The entries below are to be transcribed in full, without their images.

— Start MATERIAL PROVIDED —

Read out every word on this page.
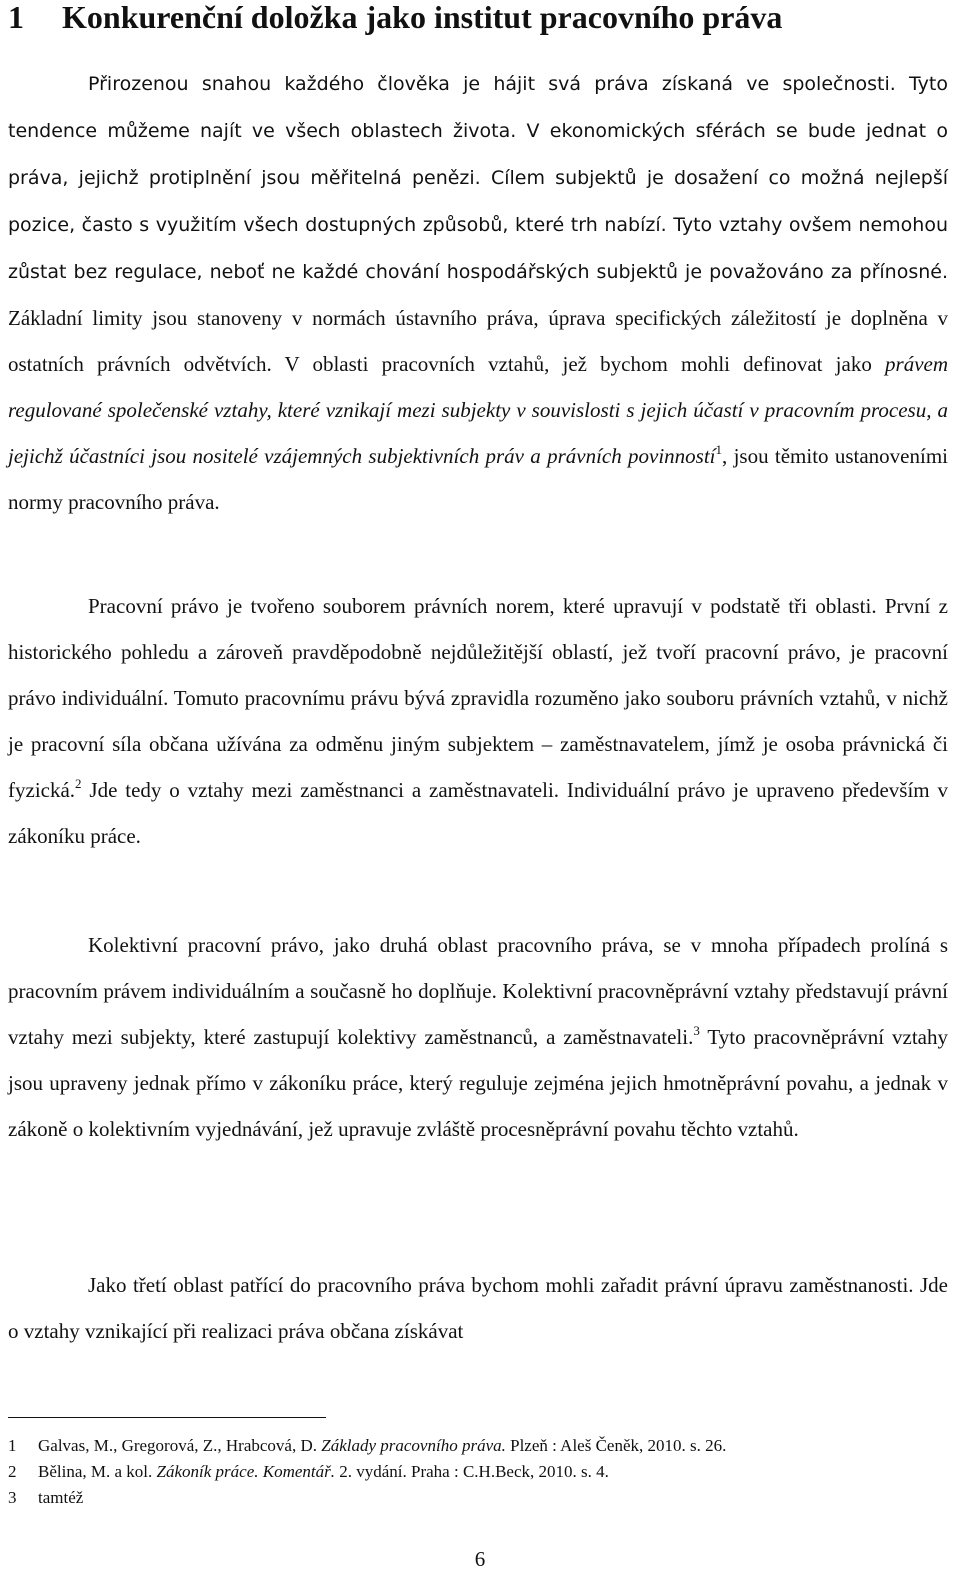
1 Konkurenční doložka jako institut pracovního práva

Přirozenou snahou každého člověka je hájit svá práva získaná ve společnosti. Tyto tendence můžeme najít ve všech oblastech života. V ekonomických sférách se bude jednat o práva, jejichž protiplnění jsou měřitelná penězi. Cílem subjektů je dosažení co možná nejlepší pozice, často s využitím všech dostupných způsobů, které trh nabízí. Tyto vztahy ovšem nemohou zůstat bez regulace, neboť ne každé chování hospodářských subjektů je považováno za přínosné. Základní limity jsou stanoveny v normách ústavního práva, úprava specifických záležitostí je doplněna v ostatních právních odvětvích. V oblasti pracovních vztahů, jež bychom mohli definovat jako právem regulované společenské vztahy, které vznikají mezi subjekty v souvislosti s jejich účastí v pracovním procesu, a jejichž účastníci jsou nositelé vzájemných subjektivních práv a právních povinností$^1$, jsou těmito ustanoveními normy pracovního práva.

Pracovní právo je tvořeno souborem právních norem, které upravují v podstatě tři oblasti. První z historického pohledu a zároveň pravděpodobně nejdůležitější oblastí, jež tvoří pracovní právo, je pracovní právo individuální. Tomuto pracovnímu právu bývá zpravidla rozuměno jako souboru právních vztahů, v nichž je pracovní síla občana užívána za odměnu jiným subjektem – zaměstnavatelem, jímž je osoba právnická či fyzická.$^2$ Jde tedy o vztahy mezi zaměstnanci a zaměstnavateli. Individuální právo je upraveno především v zákoníku práce.

Kolektivní pracovní právo, jako druhá oblast pracovního práva, se v mnoha případech prolíná s pracovním právem individuálním a současně ho doplňuje. Kolektivní pracovněprávní vztahy představují právní vztahy mezi subjekty, které zastupují kolektivy zaměstnanců, a zaměstnavateli.$^3$ Tyto pracovněprávní vztahy jsou upraveny jednak přímo v zákoníku práce, který reguluje zejména jejich hmotněprávní povahu, a jednak v zákoně o kolektivním vyjednávání, jež upravuje zvláště procesněprávní povahu těchto vztahů.

Jako třetí oblast patřící do pracovního práva bychom mohli zařadit právní úpravu zaměstnanosti. Jde o vztahy vznikající při realizaci práva občana získávat

1	Galvas, M., Gregorová, Z., Hrabcová, D. Základy pracovního práva. Plzeň : Aleš Čeněk, 2010. s. 26.
2	Bělina, M. a kol. Zákoník práce. Komentář. 2. vydání. Praha : C.H.Beck, 2010. s. 4.
3	tamtéž
6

— End MATERIAL PROVIDED —

§ **WRITTEN RESPONSE**:
Read out every word on this page.
1 Konkurenční doložka jako institut pracovního práva

Přirozenou snahou každého člověka je hájit svá práva získaná ve společnosti. Tyto tendence můžeme najít ve všech oblastech života. V ekonomických sférách se bude jednat o práva, jejichž protiplnění jsou měřitelná penězi. Cílem subjektů je dosažení co možná nejlepší pozice, často s využitím všech dostupných způsobů, které trh nabízí. Tyto vztahy ovšem nemohou zůstat bez regulace, neboť ne každé chování hospodářských subjektů je považováno za přínosné. Základní limity jsou stanoveny v normách ústavního práva, úprava specifických záležitostí je doplněna v ostatních právních odvětvích. V oblasti pracovních vztahů, jež bychom mohli definovat jako právem regulované společenské vztahy, které vznikají mezi subjekty v souvislosti s jejich účastí v pracovním procesu, a jejichž účastníci jsou nositelé vzájemných subjektivních práv a právních povinností$^1$, jsou těmito ustanoveními normy pracovního práva.

Pracovní právo je tvořeno souborem právních norem, které upravují v podstatě tři oblasti. První z historického pohledu a zároveň pravděpodobně nejdůležitější oblastí, jež tvoří pracovní právo, je pracovní právo individuální. Tomuto pracovnímu právu bývá zpravidla rozuměno jako souboru právních vztahů, v nichž je pracovní síla občana užívána za odměnu jiným subjektem – zaměstnavatelem, jímž je osoba právnická či fyzická.$^2$ Jde tedy o vztahy mezi zaměstnanci a zaměstnavateli. Individuální právo je upraveno především v zákoníku práce.

Kolektivní pracovní právo, jako druhá oblast pracovního práva, se v mnoha případech prolíná s pracovním právem individuálním a současně ho doplňuje. Kolektivní pracovněprávní vztahy představují právní vztahy mezi subjekty, které zastupují kolektivy zaměstnanců, a zaměstnavateli.$^3$ Tyto pracovněprávní vztahy jsou upraveny jednak přímo v zákoníku práce, který reguluje zejména jejich hmotněprávní povahu, a jednak v zákoně o kolektivním vyjednávání, jež upravuje zvláště procesněprávní povahu těchto vztahů.

Jako třetí oblast patřící do pracovního práva bychom mohli zařadit právní úpravu zaměstnanosti. Jde o vztahy vznikající při realizaci práva občana získávat

1	Galvas, M., Gregorová, Z., Hrabcová, D. Základy pracovního práva. Plzeň : Aleš Čeněk, 2010. s. 26.
2	Bělina, M. a kol. Zákoník práce. Komentář. 2. vydání. Praha : C.H.Beck, 2010. s. 4.
3	tamtéž
6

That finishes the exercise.